Rows from a figure dataset:
-- START --

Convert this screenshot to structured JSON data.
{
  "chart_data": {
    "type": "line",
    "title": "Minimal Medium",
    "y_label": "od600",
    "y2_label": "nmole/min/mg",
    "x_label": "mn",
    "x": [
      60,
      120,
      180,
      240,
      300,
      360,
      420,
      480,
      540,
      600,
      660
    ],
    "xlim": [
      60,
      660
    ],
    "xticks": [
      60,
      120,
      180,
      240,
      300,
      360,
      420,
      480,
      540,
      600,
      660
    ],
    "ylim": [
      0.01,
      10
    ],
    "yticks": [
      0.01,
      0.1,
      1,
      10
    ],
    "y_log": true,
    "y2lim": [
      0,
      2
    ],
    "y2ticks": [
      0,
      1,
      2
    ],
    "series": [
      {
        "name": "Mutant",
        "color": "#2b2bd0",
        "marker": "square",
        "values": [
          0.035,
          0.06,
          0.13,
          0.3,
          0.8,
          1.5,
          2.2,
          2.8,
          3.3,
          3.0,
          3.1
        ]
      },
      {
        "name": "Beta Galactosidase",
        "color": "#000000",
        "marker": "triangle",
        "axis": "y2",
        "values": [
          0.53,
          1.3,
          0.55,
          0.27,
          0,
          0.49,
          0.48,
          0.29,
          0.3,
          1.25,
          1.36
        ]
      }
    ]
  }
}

-- END --

> [Work to be completed]
Print the records once more, exactly as they were given.

> [Task response]
Convert this screenshot to structured JSON data.
{
  "chart_data": {
    "type": "line",
    "title": "Minimal Medium",
    "y_label": "od600",
    "y2_label": "nmole/min/mg",
    "x_label": "mn",
    "x": [
      60,
      120,
      180,
      240,
      300,
      360,
      420,
      480,
      540,
      600,
      660
    ],
    "xlim": [
      60,
      660
    ],
    "xticks": [
      60,
      120,
      180,
      240,
      300,
      360,
      420,
      480,
      540,
      600,
      660
    ],
    "ylim": [
      0.01,
      10
    ],
    "yticks": [
      0.01,
      0.1,
      1,
      10
    ],
    "y_log": true,
    "y2lim": [
      0,
      2
    ],
    "y2ticks": [
      0,
      1,
      2
    ],
    "series": [
      {
        "name": "Mutant",
        "color": "#2b2bd0",
        "marker": "square",
        "values": [
          0.035,
          0.06,
          0.13,
          0.3,
          0.8,
          1.5,
          2.2,
          2.8,
          3.3,
          3.0,
          3.1
        ]
      },
      {
        "name": "Beta Galactosidase",
        "color": "#000000",
        "marker": "triangle",
        "axis": "y2",
        "values": [
          0.53,
          1.3,
          0.55,
          0.27,
          0,
          0.49,
          0.48,
          0.29,
          0.3,
          1.25,
          1.36
        ]
      }
    ]
  }
}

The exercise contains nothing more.